Copy all lines of the listing that include the string "数据来源".

(Dataset records on visual material)
## start
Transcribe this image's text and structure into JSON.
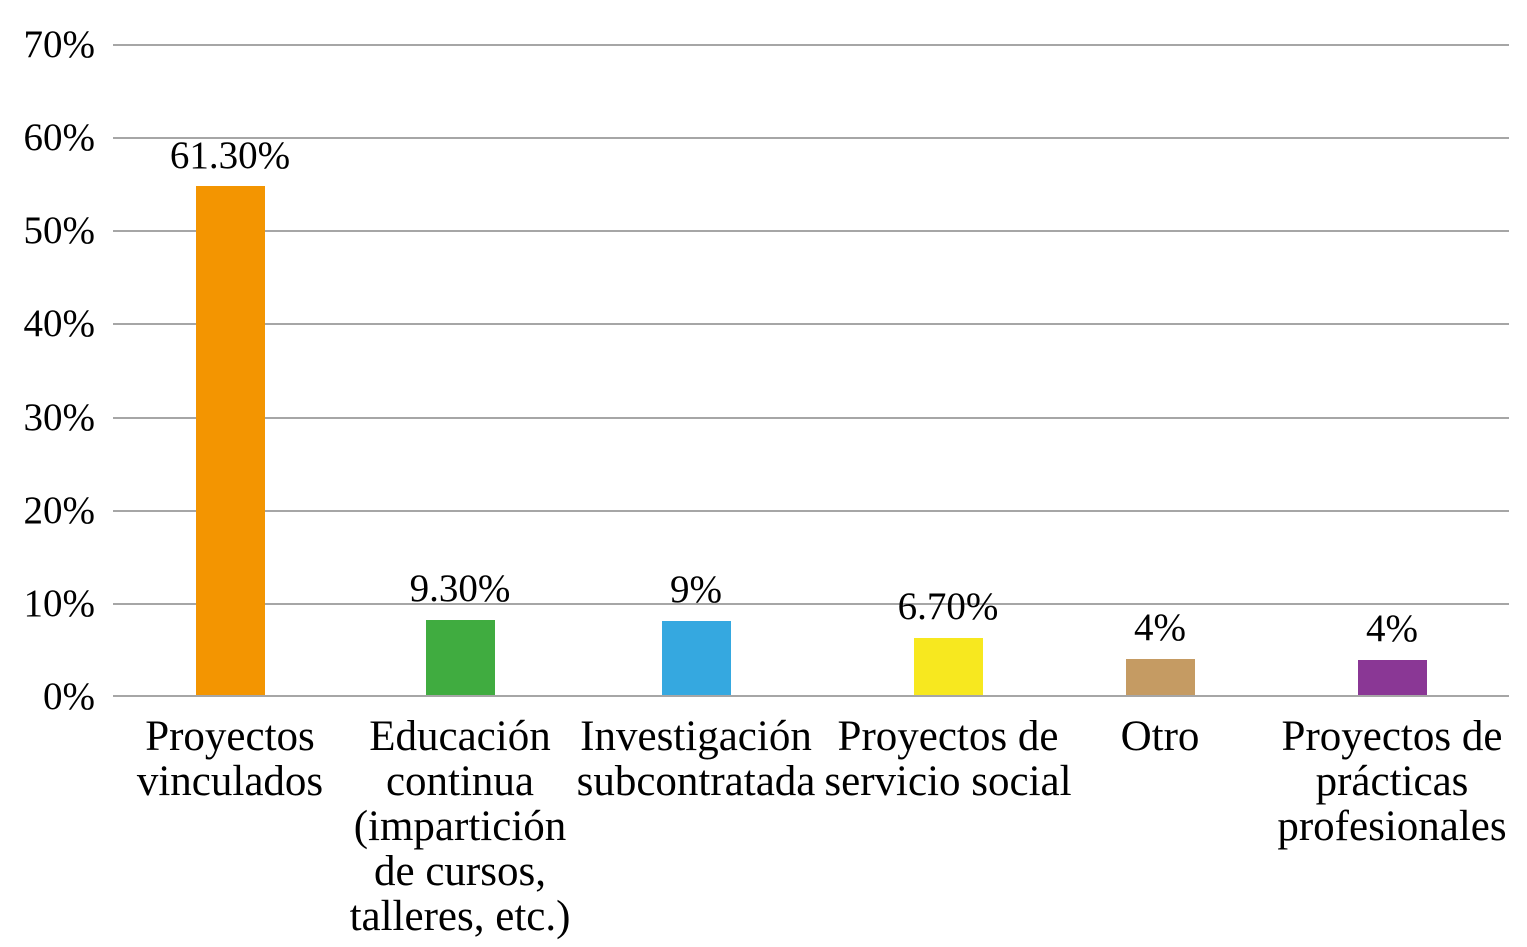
{
  "chart_data": {
    "type": "bar",
    "title": "",
    "xlabel": "",
    "ylabel": "",
    "categories": [
      "Proyectos vinculados",
      "Educación continua (impartición de cursos, talleres, etc.)",
      "Investigación subcontratada",
      "Proyectos de servicio social",
      "Otro",
      "Proyectos de prácticas profesionales"
    ],
    "category_label_text": [
      "Proyectos\nvinculados",
      "Educación\ncontinua\n(impartición\nde cursos,\ntalleres, etc.)",
      "Investigación\nsubcontratada",
      "Proyectos de\nservicio social",
      "Otro",
      "Proyectos de\nprácticas\nprofesionales"
    ],
    "values": [
      61.3,
      9.3,
      9,
      6.7,
      4,
      4
    ],
    "value_labels": [
      "61.30%",
      "9.30%",
      "9%",
      "6.70%",
      "4%",
      "4%"
    ],
    "bar_heights_as_drawn_pct": [
      54.6,
      8.1,
      8.0,
      6.1,
      3.9,
      3.8
    ],
    "bar_colors": [
      "#F39501",
      "#40AC40",
      "#35A8E0",
      "#F7E81F",
      "#C59B63",
      "#8A3795"
    ],
    "y_axis": {
      "min": 0,
      "max": 70,
      "step": 10,
      "tick_labels": [
        "0%",
        "10%",
        "20%",
        "30%",
        "40%",
        "50%",
        "60%",
        "70%"
      ]
    },
    "grid": true,
    "legend": "none",
    "colors": {
      "gridline": "#A6A6A6",
      "axis_line": "#A6A6A6",
      "text": "#000000",
      "background": "#FFFFFF"
    }
  }
}
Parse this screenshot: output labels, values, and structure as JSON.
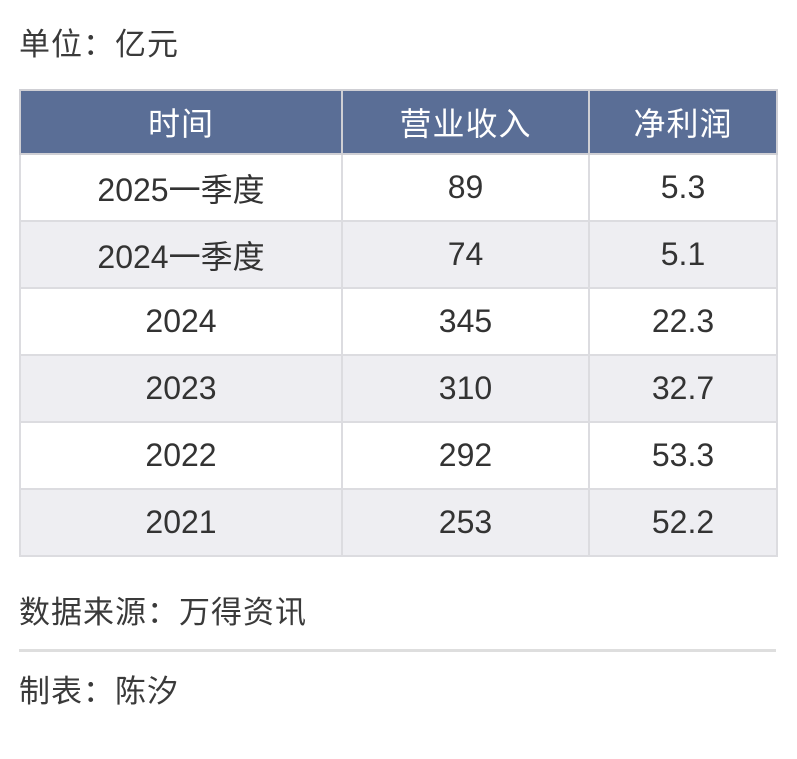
{
  "labels": {
    "unit": "单位：亿元",
    "source": "数据来源：万得资讯",
    "author": "制表：陈汐"
  },
  "table": {
    "columns": [
      "时间",
      "营业收入",
      "净利润"
    ],
    "rows": [
      {
        "time": "2025一季度",
        "revenue": "89",
        "profit": "5.3"
      },
      {
        "time": "2024一季度",
        "revenue": "74",
        "profit": "5.1"
      },
      {
        "time": "2024",
        "revenue": "345",
        "profit": "22.3"
      },
      {
        "time": "2023",
        "revenue": "310",
        "profit": "32.7"
      },
      {
        "time": "2022",
        "revenue": "292",
        "profit": "53.3"
      },
      {
        "time": "2021",
        "revenue": "253",
        "profit": "52.2"
      }
    ]
  },
  "colors": {
    "header_bg": "#5a6e96",
    "header_text": "#ffffff",
    "row_bg": "#ffffff",
    "row_alt_bg": "#eeeef2",
    "cell_border": "#dcdce0",
    "body_text": "#333333",
    "divider": "#dedede"
  },
  "chart_data": {
    "type": "table",
    "title": "单位：亿元",
    "columns": [
      "时间",
      "营业收入",
      "净利润"
    ],
    "rows": [
      [
        "2025一季度",
        89,
        5.3
      ],
      [
        "2024一季度",
        74,
        5.1
      ],
      [
        "2024",
        345,
        22.3
      ],
      [
        "2023",
        310,
        32.7
      ],
      [
        "2022",
        292,
        53.3
      ],
      [
        "2021",
        253,
        52.2
      ]
    ],
    "annotations": [
      "数据来源：万得资讯",
      "制表：陈汐"
    ]
  }
}
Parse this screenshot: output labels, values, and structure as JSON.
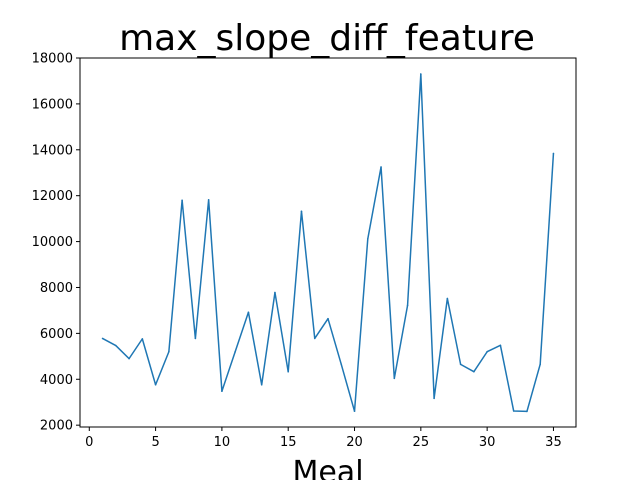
{
  "chart_data": {
    "type": "line",
    "title": "max_slope_diff_feature",
    "xlabel": "Meal",
    "ylabel": "",
    "xlim": [
      -0.7,
      36.7
    ],
    "ylim": [
      1920,
      18000
    ],
    "xticks": [
      0,
      5,
      10,
      15,
      20,
      25,
      30,
      35
    ],
    "yticks": [
      2000,
      4000,
      6000,
      8000,
      10000,
      12000,
      14000,
      16000,
      18000
    ],
    "grid": false,
    "series": [
      {
        "color": "#1f77b4",
        "x": [
          1,
          2,
          3,
          4,
          5,
          6,
          7,
          8,
          9,
          10,
          11,
          12,
          13,
          14,
          15,
          16,
          17,
          18,
          19,
          20,
          21,
          22,
          23,
          24,
          25,
          26,
          27,
          28,
          29,
          30,
          31,
          32,
          33,
          34,
          35
        ],
        "y": [
          5780,
          5470,
          4900,
          5760,
          3760,
          5200,
          11800,
          5780,
          11820,
          3480,
          5200,
          6920,
          3760,
          7780,
          4330,
          11320,
          5780,
          6640,
          4650,
          2610,
          10120,
          13250,
          4040,
          7220,
          17300,
          3170,
          7520,
          4650,
          4330,
          5200,
          5480,
          2620,
          2600,
          4650,
          13840
        ]
      }
    ]
  }
}
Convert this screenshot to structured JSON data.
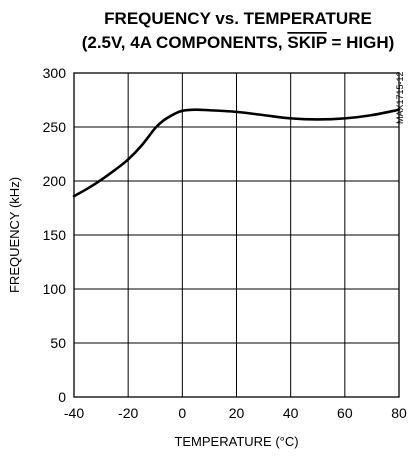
{
  "chart_data": {
    "type": "line",
    "title": {
      "line1": "FREQUENCY vs. TEMPERATURE",
      "line2_prefix": "(2.5V, 4A COMPONENTS, ",
      "line2_overlined": "SKIP",
      "line2_suffix": " = HIGH)"
    },
    "xlabel": "TEMPERATURE (°C)",
    "ylabel": "FREQUENCY (kHz)",
    "xlim": [
      -40,
      80
    ],
    "ylim": [
      0,
      300
    ],
    "xticks": [
      -40,
      -20,
      0,
      20,
      40,
      60,
      80
    ],
    "yticks": [
      0,
      50,
      100,
      150,
      200,
      250,
      300
    ],
    "grid": true,
    "legend": "none",
    "side_code": "MAX1715-12",
    "series": [
      {
        "x": [
          -40,
          -35,
          -30,
          -25,
          -20,
          -15,
          -10,
          -7,
          -3,
          0,
          5,
          10,
          20,
          30,
          40,
          50,
          60,
          70,
          80
        ],
        "y": [
          186,
          193,
          201,
          210,
          220,
          233,
          249,
          256,
          262,
          265,
          266,
          265.5,
          264,
          261,
          258,
          257,
          258,
          261,
          266
        ]
      }
    ],
    "line_color": "#000000"
  }
}
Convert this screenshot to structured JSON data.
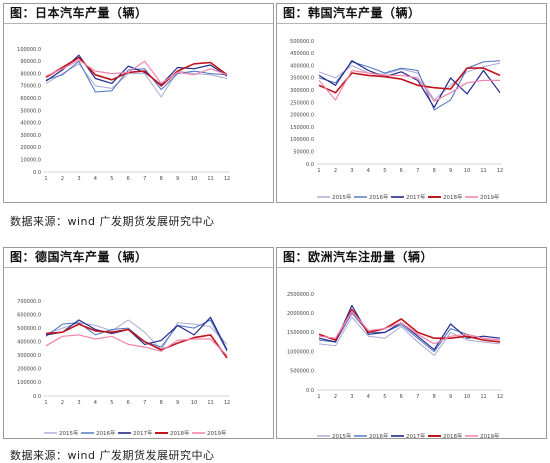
{
  "source_text": "数据来源：wind 广发期货发展研究中心",
  "colors": {
    "2015年": "#a9a9d4",
    "2016年": "#4a72c2",
    "2017年": "#222a8c",
    "2018年": "#c0141e",
    "2019年": "#f285aa"
  },
  "chart_data": [
    {
      "type": "line",
      "title": "图：日本汽车产量（辆）",
      "x": [
        1,
        2,
        3,
        4,
        5,
        6,
        7,
        8,
        9,
        10,
        11,
        12
      ],
      "ylim": [
        0,
        100000
      ],
      "yticks": [
        0,
        10000,
        20000,
        30000,
        40000,
        50000,
        60000,
        70000,
        80000,
        90000,
        100000
      ],
      "ytick_labels": [
        "0.0",
        "10000.0",
        "20000.0",
        "30000.0",
        "40000.0",
        "50000.0",
        "60000.0",
        "70000.0",
        "80000.0",
        "90000.0",
        "100000.0"
      ],
      "legend": "none",
      "series": [
        {
          "name": "2015年",
          "values": [
            72000,
            80000,
            88000,
            70000,
            68000,
            80000,
            80000,
            61000,
            82000,
            80000,
            79000,
            76000
          ]
        },
        {
          "name": "2016年",
          "values": [
            75000,
            79000,
            90000,
            65000,
            66000,
            83000,
            84000,
            67000,
            80000,
            82000,
            80000,
            79000
          ]
        },
        {
          "name": "2017年",
          "values": [
            74000,
            83000,
            95000,
            76000,
            72000,
            86000,
            81000,
            71000,
            85000,
            84000,
            87000,
            78000
          ]
        },
        {
          "name": "2018年",
          "values": [
            77000,
            85000,
            93000,
            79000,
            75000,
            81000,
            82000,
            70000,
            82000,
            88000,
            89000,
            79000
          ]
        },
        {
          "name": "2019年",
          "values": [
            78000,
            84000,
            91000,
            82000,
            80000,
            81000,
            90000,
            72000,
            81000,
            79000,
            84000,
            79000
          ]
        }
      ]
    },
    {
      "type": "line",
      "title": "图：韩国汽车产量（辆）",
      "x": [
        1,
        2,
        3,
        4,
        5,
        6,
        7,
        8,
        9,
        10,
        11,
        12
      ],
      "ylim": [
        0,
        500000
      ],
      "yticks": [
        0,
        50000,
        100000,
        150000,
        200000,
        250000,
        300000,
        350000,
        400000,
        450000,
        500000
      ],
      "ytick_labels": [
        "0.0",
        "50000.0",
        "100000.0",
        "150000.0",
        "200000.0",
        "250000.0",
        "300000.0",
        "350000.0",
        "400000.0",
        "450000.0",
        "500000.0"
      ],
      "legend": "bottom",
      "series": [
        {
          "name": "2015年",
          "values": [
            375000,
            350000,
            400000,
            370000,
            365000,
            385000,
            370000,
            260000,
            320000,
            375000,
            395000,
            410000
          ]
        },
        {
          "name": "2016年",
          "values": [
            350000,
            330000,
            415000,
            395000,
            370000,
            390000,
            380000,
            220000,
            260000,
            390000,
            415000,
            420000
          ]
        },
        {
          "name": "2017年",
          "values": [
            360000,
            320000,
            420000,
            380000,
            355000,
            375000,
            340000,
            230000,
            350000,
            285000,
            380000,
            290000
          ]
        },
        {
          "name": "2018年",
          "values": [
            320000,
            290000,
            370000,
            360000,
            355000,
            345000,
            320000,
            310000,
            305000,
            390000,
            390000,
            360000
          ]
        },
        {
          "name": "2019年",
          "values": [
            340000,
            260000,
            380000,
            370000,
            360000,
            360000,
            350000,
            255000,
            290000,
            330000,
            340000,
            340000
          ]
        }
      ]
    },
    {
      "type": "line",
      "title": "图：德国汽车产量（辆）",
      "x": [
        1,
        2,
        3,
        4,
        5,
        6,
        7,
        8,
        9,
        10,
        11,
        12
      ],
      "ylim": [
        0,
        700000
      ],
      "yticks": [
        0,
        100000,
        200000,
        300000,
        400000,
        500000,
        600000,
        700000
      ],
      "ytick_labels": [
        "0.0",
        "100000.0",
        "200000.0",
        "300000.0",
        "400000.0",
        "500000.0",
        "600000.0",
        "700000.0"
      ],
      "legend": "bottom",
      "series": [
        {
          "name": "2015年",
          "values": [
            460000,
            500000,
            540000,
            520000,
            480000,
            560000,
            470000,
            340000,
            540000,
            530000,
            510000,
            380000
          ]
        },
        {
          "name": "2016年",
          "values": [
            440000,
            530000,
            540000,
            450000,
            490000,
            500000,
            400000,
            360000,
            520000,
            500000,
            560000,
            330000
          ]
        },
        {
          "name": "2017年",
          "values": [
            450000,
            470000,
            560000,
            490000,
            460000,
            490000,
            380000,
            410000,
            520000,
            450000,
            580000,
            340000
          ]
        },
        {
          "name": "2018年",
          "values": [
            460000,
            470000,
            530000,
            480000,
            470000,
            490000,
            400000,
            340000,
            390000,
            430000,
            450000,
            280000
          ]
        },
        {
          "name": "2019年",
          "values": [
            370000,
            440000,
            450000,
            420000,
            440000,
            380000,
            360000,
            330000,
            410000,
            420000,
            420000,
            300000
          ]
        }
      ]
    },
    {
      "type": "line",
      "title": "图：欧洲汽车注册量（辆）",
      "x": [
        1,
        2,
        3,
        4,
        5,
        6,
        7,
        8,
        9,
        10,
        11,
        12
      ],
      "ylim": [
        0,
        2500000
      ],
      "yticks": [
        0,
        500000,
        1000000,
        1500000,
        2000000,
        2500000
      ],
      "ytick_labels": [
        "0.0",
        "500000.0",
        "1000000.0",
        "1500000.0",
        "2000000.0",
        "2500000.0"
      ],
      "legend": "bottom",
      "series": [
        {
          "name": "2015年",
          "values": [
            1200000,
            1150000,
            1900000,
            1400000,
            1350000,
            1650000,
            1250000,
            900000,
            1500000,
            1300000,
            1250000,
            1200000
          ]
        },
        {
          "name": "2016年",
          "values": [
            1300000,
            1250000,
            2000000,
            1500000,
            1500000,
            1700000,
            1350000,
            1000000,
            1600000,
            1450000,
            1350000,
            1300000
          ]
        },
        {
          "name": "2017年",
          "values": [
            1350000,
            1250000,
            2200000,
            1450000,
            1500000,
            1750000,
            1400000,
            1050000,
            1720000,
            1350000,
            1400000,
            1350000
          ]
        },
        {
          "name": "2018年",
          "values": [
            1450000,
            1300000,
            2100000,
            1500000,
            1600000,
            1850000,
            1500000,
            1350000,
            1350000,
            1400000,
            1300000,
            1250000
          ]
        },
        {
          "name": "2019年",
          "values": [
            1400000,
            1350000,
            2050000,
            1550000,
            1600000,
            1750000,
            1450000,
            1200000,
            1400000,
            1450000,
            1350000,
            1300000
          ]
        }
      ]
    }
  ]
}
## end
EXERCISE RESULT:
    "source": "数据来源：万得资讯",
      "数据来源：万得资讯",
  "source_text": "数据来源：wind 广发期货发展研究中心",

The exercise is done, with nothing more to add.